> **To-do list**
- A) In the article about the University of Toronto job offer, write out everything from "The University of" down to "or other impropriety.".
- B) According to the news story about the University of Toronto hiring dispute, which position was Valentina Azarova chosen to fill?
- C) Carry on with the news story about the rescinded University of Toronto job offer from the point where it stops.

> **Text**
Toronto accepts probe of job offer ‘rescinded over Israel views’

University denies impropriety, as faculty groups urge transparent review

October 19, 2020
Valentina Azarova

The University of Toronto has agreed to review allegations that it rescinded a job offer in human rights legal work after a wealthy donor raised objections over the chosen candidate’s criticisms of Israel.

University leaders, after weeks of pressure, also said they would let the scholar, Valentina Azarova, stand as a candidate in a new effort to fill the non-academic position of director of the International Human Rights Programme in the Faculty of Law.

They rejected, however, any suggestion of interference in academic freedom or other impropriety.

“Assertions that outside influence affected the outcome of that search are untrue and objectionable,” the dean of law at Toronto, Edward Iacobucci, told his faculty in an email. “University leadership and I would never allow outside pressure to be a factor in a hiring decision.”

The controversy came into public view over the past month as law faculty resigned from the International Human Rights Programme’s advisory board to protest at the failure to hire Dr Azarova, the unanimous choice of their hiring committee.

Media reports, including email exchanges, have suggested that Dr Azarova was given a verbal offer, and was making plans to move to Toronto from her post as a visiting lecturer at Bard College Berlin, when the opportunity was pulled back.

> **Entries supplied**
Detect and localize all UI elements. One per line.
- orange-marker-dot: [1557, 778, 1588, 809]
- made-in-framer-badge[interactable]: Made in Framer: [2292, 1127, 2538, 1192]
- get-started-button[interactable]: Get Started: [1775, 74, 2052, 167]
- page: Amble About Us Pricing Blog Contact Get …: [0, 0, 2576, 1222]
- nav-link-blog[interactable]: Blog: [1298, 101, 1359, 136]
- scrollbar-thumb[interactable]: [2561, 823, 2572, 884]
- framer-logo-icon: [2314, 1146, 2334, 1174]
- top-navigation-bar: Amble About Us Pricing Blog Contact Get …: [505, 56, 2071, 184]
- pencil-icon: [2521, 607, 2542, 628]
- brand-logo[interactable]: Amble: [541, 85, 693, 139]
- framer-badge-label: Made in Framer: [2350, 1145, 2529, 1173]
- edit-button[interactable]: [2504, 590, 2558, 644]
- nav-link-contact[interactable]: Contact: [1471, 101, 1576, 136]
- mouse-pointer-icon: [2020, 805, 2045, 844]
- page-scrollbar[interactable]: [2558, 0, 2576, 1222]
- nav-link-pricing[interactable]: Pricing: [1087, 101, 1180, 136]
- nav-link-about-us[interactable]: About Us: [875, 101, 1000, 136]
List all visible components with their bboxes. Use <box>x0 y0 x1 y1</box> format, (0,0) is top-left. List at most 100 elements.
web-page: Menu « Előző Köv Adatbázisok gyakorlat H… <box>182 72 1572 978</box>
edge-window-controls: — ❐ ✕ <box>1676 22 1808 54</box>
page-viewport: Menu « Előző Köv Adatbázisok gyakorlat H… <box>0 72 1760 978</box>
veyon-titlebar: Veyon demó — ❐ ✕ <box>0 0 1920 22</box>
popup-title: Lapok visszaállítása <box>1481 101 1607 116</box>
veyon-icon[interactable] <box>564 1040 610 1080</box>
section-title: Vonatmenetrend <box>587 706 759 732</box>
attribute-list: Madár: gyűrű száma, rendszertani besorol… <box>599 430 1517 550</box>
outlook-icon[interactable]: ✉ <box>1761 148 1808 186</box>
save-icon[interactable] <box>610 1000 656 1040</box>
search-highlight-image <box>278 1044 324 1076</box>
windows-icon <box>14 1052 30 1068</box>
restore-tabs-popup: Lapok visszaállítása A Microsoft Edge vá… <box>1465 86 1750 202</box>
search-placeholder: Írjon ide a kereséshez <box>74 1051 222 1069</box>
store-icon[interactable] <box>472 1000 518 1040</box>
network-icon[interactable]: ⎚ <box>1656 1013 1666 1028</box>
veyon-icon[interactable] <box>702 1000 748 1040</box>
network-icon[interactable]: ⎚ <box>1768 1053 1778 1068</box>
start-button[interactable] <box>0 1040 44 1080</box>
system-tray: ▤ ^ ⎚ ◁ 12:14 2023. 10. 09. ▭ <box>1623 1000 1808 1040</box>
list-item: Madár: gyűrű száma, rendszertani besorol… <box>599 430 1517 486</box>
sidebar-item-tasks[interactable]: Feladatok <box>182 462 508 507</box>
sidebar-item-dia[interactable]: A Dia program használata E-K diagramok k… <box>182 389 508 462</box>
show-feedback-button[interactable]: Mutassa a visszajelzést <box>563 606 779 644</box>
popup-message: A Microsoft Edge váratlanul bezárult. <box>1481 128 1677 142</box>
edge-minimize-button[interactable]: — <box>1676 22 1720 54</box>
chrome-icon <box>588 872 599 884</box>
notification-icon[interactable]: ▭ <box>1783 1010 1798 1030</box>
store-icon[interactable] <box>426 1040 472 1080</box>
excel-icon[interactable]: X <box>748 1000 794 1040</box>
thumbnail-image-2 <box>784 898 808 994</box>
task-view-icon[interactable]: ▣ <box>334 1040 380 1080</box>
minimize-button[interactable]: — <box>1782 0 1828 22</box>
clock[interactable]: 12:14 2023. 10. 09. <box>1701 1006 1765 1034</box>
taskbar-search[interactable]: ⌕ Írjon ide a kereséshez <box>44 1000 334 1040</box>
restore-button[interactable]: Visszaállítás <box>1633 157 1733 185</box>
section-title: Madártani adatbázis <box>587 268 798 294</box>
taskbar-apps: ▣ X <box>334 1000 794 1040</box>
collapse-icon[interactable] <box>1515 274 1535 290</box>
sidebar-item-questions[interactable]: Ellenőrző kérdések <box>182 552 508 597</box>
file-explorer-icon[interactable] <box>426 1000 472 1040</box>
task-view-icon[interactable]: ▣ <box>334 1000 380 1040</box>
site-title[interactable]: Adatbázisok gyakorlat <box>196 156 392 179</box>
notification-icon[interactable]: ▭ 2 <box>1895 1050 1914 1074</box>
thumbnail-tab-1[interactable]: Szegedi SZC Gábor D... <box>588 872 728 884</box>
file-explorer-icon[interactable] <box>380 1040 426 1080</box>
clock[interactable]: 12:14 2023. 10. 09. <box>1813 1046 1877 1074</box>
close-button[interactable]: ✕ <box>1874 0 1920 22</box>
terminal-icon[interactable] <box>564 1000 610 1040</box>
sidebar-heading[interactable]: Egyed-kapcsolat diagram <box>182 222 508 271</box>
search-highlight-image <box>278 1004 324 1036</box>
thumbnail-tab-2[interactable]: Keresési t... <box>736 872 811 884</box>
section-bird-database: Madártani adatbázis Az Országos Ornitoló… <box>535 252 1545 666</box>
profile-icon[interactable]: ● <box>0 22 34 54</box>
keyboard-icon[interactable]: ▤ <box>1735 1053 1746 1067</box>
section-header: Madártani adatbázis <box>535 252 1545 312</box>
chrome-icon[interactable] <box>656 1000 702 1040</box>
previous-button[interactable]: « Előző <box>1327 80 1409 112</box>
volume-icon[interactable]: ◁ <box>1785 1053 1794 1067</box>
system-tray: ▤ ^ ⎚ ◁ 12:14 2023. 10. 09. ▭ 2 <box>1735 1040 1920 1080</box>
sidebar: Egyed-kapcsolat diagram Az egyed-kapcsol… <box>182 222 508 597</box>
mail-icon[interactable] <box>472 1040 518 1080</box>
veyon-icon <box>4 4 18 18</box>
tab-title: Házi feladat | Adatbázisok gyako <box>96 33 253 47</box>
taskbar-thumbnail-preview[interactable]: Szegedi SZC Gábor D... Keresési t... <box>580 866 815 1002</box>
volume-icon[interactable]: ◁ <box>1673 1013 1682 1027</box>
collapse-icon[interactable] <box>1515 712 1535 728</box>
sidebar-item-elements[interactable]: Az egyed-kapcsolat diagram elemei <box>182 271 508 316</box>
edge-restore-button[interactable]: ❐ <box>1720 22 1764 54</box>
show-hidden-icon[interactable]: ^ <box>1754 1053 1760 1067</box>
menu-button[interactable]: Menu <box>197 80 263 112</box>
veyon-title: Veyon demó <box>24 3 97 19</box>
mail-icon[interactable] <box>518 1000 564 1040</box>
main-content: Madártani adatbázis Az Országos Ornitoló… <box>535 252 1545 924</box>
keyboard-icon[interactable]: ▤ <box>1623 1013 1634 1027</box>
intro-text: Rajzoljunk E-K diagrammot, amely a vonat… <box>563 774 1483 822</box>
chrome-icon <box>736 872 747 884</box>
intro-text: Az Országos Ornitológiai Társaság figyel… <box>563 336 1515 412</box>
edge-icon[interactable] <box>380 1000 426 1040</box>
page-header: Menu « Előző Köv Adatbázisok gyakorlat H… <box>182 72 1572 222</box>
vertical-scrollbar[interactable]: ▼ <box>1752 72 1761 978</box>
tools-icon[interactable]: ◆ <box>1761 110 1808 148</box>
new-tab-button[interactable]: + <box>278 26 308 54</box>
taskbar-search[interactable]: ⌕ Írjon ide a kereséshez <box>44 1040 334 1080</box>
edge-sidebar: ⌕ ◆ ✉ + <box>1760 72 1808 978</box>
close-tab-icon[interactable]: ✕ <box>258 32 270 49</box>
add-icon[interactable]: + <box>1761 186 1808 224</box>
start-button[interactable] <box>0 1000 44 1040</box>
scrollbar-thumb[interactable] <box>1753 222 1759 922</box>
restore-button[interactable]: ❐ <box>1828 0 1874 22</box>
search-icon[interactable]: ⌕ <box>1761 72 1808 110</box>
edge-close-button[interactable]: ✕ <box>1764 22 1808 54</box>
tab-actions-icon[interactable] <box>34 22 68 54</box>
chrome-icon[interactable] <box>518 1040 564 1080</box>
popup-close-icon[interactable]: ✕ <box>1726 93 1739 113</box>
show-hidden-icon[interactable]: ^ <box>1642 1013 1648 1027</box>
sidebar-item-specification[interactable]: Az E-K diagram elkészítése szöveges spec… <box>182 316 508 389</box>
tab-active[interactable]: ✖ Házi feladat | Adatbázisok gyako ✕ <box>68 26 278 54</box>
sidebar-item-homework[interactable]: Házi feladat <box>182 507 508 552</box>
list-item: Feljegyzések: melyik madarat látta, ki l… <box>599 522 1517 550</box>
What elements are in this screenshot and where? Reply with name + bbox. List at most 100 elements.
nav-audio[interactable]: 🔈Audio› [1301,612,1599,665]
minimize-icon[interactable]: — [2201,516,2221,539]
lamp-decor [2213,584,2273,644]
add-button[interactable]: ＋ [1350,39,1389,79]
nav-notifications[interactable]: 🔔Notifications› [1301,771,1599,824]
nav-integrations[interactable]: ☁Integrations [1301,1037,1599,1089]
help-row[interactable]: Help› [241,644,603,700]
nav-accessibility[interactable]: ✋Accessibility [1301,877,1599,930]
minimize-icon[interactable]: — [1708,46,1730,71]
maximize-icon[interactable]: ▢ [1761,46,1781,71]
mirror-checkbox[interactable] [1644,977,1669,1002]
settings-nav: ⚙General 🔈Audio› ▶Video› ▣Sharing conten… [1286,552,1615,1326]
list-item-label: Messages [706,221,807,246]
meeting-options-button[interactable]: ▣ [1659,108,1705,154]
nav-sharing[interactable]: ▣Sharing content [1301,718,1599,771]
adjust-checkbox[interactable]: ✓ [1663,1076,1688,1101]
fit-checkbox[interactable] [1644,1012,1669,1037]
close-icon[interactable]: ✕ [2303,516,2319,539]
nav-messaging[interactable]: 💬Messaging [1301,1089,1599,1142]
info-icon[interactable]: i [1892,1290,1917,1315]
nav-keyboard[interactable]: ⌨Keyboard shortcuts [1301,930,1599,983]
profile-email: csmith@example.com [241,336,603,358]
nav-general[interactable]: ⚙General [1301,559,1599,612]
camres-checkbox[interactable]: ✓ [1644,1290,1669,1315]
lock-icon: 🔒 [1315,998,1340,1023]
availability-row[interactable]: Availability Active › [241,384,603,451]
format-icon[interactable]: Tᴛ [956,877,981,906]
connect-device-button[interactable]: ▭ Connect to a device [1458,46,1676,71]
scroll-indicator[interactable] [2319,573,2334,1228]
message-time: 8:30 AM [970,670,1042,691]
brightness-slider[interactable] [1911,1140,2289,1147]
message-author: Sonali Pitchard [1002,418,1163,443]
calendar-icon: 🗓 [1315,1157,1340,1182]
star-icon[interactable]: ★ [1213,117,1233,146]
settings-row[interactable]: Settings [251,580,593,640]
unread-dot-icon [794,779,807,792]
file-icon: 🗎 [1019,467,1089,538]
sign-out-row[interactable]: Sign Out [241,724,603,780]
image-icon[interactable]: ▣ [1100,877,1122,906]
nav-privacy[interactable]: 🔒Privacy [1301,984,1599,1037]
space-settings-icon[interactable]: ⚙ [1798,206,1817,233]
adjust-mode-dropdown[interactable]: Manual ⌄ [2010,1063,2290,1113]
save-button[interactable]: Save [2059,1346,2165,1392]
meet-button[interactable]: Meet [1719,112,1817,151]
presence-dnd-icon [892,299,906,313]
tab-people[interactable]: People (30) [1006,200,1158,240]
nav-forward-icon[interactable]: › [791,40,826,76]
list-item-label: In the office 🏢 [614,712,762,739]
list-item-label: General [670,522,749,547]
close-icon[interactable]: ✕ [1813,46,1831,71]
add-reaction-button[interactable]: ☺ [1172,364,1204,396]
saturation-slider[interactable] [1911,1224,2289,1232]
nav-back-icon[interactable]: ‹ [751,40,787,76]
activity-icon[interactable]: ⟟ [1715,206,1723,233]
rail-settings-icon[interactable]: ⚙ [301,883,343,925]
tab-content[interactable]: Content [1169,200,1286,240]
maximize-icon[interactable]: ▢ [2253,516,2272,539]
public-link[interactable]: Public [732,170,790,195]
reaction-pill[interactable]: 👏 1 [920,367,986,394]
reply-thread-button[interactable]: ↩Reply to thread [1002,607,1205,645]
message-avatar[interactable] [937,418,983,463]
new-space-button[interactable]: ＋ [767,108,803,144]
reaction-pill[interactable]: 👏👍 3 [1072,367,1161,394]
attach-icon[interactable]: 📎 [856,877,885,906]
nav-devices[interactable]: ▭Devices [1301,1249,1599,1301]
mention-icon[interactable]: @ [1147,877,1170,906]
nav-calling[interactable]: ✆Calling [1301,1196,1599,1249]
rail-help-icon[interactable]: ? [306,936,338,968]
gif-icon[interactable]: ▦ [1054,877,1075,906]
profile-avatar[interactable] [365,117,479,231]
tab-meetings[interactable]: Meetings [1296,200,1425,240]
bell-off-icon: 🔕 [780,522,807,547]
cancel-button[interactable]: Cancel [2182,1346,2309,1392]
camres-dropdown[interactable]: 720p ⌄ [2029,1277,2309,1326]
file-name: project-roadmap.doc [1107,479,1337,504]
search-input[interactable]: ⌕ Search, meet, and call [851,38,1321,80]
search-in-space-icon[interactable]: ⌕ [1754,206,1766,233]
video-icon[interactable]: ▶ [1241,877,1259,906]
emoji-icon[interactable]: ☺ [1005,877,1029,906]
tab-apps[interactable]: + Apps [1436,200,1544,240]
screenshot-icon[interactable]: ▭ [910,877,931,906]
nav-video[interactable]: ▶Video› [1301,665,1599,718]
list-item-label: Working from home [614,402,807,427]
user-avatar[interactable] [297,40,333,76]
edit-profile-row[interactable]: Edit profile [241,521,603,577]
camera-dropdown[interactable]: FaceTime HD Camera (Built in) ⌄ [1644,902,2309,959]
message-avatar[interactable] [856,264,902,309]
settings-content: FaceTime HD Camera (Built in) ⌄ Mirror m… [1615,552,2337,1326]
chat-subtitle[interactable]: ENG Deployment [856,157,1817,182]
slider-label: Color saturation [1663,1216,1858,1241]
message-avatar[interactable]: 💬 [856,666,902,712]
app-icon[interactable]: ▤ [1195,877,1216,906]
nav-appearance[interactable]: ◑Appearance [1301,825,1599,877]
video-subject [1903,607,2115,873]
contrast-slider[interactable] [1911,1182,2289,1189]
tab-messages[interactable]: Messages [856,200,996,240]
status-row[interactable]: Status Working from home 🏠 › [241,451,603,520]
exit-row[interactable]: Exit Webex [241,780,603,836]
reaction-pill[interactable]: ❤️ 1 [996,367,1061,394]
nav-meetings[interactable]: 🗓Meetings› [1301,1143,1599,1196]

> **Outputs for the tasks**
- A)
The University of Toronto has agreed to review allegations that it rescinded a job offer in human rights legal work after a wealthy donor raised objections over the chosen candidate’s criticisms of Israel.

University leaders, after weeks of pressure, also said they would let the scholar, Valentina Azarova, stand as a candidate in a new effort to fill the non-academic position of director of the International Human Rights Programme in the Faculty of Law.

They rejected, however, any suggestion of interference in academic freedom or other impropriety.

- B) Director of the International Human Rights Programme in the Faculty of Law.

- C)
Reports attributed the reversal to private complaints to campus leaders from David Spiro, a member of the Tax Court of Canada, whose extended family has donated millions of dollars to the university. A pro-Israel activist, Mr Spiro was reportedly motivated by Dr Azarova’s academic work concerning Israel’s occupation of the Palestinian territories.

Numerous legal scholars and other organisations, including Amnesty International and Human Rights Watch, demanded the university explain the situation.

“There’s evidence to suggest that the university bowed to that outside political pressure,” said David Robinson, executive director of the Canadian Association of University Teachers. “And that’s absolutely inappropriate and a violation of academic freedom.”

Professor Iacobucci said that Toronto’s review of the matter would be led by Bonnie Patterson, a former president of Trent University, and be completed by mid-January.

The review will be “non-disciplinary” and will be presented to the university’s head of human resources, with a version made public, a university spokesman said.

The human resources director, Kelly Hannah-Moffat, a professor of sociology, issued her own statement saying that reports on the matter so far have involved “insinuations and the selective disclosure of information”, and that the university backs Professor Iacobucci’s position “that no offer of employment was made, nor accepted or rescinded”.

Professor Iacobucci, in his statement, said that conversations with the candidate “had been ongoing” and were incomplete, because legal limits on cross-border hiring left the candidate unable to “meet the faculty’s timing needs”.

Then, he said, “the opportunity to consider other candidates in a timely way was derailed by this unnecessary controversy, and the search was cancelled”.

“All candidates, including candidates in the recent search, are more than welcome to apply when the search resumes,” Professor Iacobucci said.

Mr Robinson argued that the university should offer Dr Azarova the job and commission a fully independent investigation of what took place.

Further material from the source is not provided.